● **Short exercise**
Copy the rows from the very first line through the line containing "point-lumbee <box>65 526 84 545</box>", replacing "point-caribbean" with "caribbean-marker" wherever it occurs and changing nothing else.

begin Supplied entries

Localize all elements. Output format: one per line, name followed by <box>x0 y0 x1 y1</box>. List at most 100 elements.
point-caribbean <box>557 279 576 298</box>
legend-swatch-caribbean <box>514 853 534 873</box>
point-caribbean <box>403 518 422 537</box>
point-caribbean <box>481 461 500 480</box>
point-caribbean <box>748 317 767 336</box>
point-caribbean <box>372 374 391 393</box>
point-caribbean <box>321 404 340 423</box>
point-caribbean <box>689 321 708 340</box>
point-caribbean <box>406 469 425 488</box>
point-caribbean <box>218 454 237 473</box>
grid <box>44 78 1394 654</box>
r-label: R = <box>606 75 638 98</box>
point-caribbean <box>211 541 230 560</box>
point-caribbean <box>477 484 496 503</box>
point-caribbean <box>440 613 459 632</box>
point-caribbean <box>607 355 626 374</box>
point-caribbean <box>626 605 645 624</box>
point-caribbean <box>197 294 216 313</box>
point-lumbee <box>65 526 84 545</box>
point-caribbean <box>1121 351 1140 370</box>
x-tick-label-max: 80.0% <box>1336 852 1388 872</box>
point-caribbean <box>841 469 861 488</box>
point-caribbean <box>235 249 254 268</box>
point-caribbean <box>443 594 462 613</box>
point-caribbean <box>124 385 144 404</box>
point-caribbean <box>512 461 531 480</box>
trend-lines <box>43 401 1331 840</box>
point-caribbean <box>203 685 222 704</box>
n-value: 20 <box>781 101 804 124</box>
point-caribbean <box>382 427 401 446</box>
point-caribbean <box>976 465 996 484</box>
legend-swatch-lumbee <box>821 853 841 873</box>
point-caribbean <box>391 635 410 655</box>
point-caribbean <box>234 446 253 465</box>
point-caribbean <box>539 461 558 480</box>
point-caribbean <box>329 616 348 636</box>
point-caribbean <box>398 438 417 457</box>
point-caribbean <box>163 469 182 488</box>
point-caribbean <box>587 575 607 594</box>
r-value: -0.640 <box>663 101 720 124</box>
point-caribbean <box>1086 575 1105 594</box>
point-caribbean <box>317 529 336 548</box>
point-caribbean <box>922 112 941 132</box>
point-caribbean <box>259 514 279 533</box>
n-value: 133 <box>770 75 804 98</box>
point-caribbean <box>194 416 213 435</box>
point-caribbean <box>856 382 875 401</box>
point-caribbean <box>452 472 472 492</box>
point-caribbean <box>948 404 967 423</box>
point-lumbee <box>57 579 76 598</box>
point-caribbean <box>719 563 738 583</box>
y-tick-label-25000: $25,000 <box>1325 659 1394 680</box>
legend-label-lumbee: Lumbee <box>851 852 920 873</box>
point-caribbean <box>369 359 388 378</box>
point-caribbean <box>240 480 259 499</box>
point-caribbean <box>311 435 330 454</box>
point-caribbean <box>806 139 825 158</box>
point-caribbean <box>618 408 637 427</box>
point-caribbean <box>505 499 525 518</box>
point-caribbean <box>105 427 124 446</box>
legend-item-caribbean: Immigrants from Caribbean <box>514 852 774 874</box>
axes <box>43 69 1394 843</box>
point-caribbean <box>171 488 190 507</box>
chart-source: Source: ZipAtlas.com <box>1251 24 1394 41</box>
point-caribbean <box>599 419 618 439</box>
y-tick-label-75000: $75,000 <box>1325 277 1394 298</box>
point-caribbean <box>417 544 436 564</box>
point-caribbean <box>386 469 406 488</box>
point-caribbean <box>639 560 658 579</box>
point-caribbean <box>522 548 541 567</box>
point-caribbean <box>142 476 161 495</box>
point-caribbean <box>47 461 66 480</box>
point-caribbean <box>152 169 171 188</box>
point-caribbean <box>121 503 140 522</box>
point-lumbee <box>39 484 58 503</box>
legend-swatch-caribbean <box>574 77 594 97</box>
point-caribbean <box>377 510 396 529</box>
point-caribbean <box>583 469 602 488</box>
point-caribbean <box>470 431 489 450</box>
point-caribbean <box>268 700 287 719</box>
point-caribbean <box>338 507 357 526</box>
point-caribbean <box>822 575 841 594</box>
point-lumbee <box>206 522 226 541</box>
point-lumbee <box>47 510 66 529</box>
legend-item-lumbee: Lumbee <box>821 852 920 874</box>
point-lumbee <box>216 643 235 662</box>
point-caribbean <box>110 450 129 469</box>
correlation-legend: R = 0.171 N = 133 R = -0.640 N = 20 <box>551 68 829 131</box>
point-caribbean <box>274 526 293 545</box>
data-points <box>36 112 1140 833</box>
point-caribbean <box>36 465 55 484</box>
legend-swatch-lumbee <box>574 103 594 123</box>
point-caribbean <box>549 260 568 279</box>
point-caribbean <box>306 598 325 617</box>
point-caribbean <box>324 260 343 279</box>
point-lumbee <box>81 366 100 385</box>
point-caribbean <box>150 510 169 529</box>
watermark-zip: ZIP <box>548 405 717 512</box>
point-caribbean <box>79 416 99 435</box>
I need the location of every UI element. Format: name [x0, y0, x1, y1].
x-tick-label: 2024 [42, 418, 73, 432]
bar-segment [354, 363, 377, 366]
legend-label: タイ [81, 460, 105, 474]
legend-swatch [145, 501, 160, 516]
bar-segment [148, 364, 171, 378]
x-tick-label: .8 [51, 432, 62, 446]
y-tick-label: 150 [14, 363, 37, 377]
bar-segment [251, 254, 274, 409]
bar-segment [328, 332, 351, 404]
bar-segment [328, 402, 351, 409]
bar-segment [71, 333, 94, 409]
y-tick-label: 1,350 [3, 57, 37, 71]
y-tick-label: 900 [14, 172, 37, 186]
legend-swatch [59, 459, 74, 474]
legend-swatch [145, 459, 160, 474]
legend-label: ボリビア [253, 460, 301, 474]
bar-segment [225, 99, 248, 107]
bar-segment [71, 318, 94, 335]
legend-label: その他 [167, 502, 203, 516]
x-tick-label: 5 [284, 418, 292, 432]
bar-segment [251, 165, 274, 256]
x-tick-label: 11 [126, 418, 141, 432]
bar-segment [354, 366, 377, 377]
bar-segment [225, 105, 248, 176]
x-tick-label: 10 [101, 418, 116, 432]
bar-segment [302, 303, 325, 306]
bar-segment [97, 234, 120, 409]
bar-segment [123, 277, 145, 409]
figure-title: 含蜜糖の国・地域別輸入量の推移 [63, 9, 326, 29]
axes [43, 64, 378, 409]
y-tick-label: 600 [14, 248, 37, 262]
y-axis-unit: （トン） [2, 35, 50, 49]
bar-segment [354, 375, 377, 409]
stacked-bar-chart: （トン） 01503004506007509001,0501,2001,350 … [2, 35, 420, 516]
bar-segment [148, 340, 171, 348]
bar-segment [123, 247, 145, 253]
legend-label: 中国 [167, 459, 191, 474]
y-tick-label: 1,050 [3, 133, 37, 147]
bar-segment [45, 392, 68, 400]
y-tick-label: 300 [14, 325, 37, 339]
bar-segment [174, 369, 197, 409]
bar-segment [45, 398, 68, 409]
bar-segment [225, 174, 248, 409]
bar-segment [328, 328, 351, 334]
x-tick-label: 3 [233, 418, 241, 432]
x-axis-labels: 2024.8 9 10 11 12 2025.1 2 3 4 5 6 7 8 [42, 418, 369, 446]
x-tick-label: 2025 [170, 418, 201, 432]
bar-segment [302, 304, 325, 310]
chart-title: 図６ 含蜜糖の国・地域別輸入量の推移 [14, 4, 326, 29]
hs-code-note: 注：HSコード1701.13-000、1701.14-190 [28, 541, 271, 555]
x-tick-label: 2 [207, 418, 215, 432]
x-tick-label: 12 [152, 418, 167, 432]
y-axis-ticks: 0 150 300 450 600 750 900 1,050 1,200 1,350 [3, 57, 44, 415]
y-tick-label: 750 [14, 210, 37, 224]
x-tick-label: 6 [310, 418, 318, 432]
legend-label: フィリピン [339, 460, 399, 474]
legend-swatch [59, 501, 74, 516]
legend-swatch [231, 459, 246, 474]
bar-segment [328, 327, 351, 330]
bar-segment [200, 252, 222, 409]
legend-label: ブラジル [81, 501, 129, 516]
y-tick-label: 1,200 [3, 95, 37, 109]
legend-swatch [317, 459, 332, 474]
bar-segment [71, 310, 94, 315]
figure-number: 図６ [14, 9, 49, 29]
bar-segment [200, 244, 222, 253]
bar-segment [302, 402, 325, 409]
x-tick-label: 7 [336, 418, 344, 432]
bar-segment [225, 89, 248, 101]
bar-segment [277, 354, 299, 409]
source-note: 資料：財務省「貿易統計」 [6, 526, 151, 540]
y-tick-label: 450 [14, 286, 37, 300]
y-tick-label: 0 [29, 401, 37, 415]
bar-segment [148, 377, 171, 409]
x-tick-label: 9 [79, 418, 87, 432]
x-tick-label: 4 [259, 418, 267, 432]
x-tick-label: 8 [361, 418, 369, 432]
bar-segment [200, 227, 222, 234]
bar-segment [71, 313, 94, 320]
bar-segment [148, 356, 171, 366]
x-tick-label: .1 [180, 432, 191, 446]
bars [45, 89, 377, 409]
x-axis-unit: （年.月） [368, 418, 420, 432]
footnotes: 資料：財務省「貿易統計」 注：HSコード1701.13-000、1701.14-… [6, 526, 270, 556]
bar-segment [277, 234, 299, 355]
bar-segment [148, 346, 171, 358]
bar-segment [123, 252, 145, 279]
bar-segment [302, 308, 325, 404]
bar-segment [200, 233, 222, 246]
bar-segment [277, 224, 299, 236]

end Supplied entries

● **Reply**
Localize all elements. Output format: one per line, name followed by <box>x0 y0 x1 y1</box>. List at most 100 elements.
caribbean-marker <box>557 279 576 298</box>
legend-swatch-caribbean <box>514 853 534 873</box>
caribbean-marker <box>403 518 422 537</box>
caribbean-marker <box>481 461 500 480</box>
caribbean-marker <box>748 317 767 336</box>
caribbean-marker <box>372 374 391 393</box>
caribbean-marker <box>321 404 340 423</box>
caribbean-marker <box>689 321 708 340</box>
caribbean-marker <box>406 469 425 488</box>
caribbean-marker <box>218 454 237 473</box>
grid <box>44 78 1394 654</box>
r-label: R = <box>606 75 638 98</box>
caribbean-marker <box>211 541 230 560</box>
caribbean-marker <box>477 484 496 503</box>
caribbean-marker <box>440 613 459 632</box>
caribbean-marker <box>607 355 626 374</box>
caribbean-marker <box>626 605 645 624</box>
caribbean-marker <box>197 294 216 313</box>
point-lumbee <box>65 526 84 545</box>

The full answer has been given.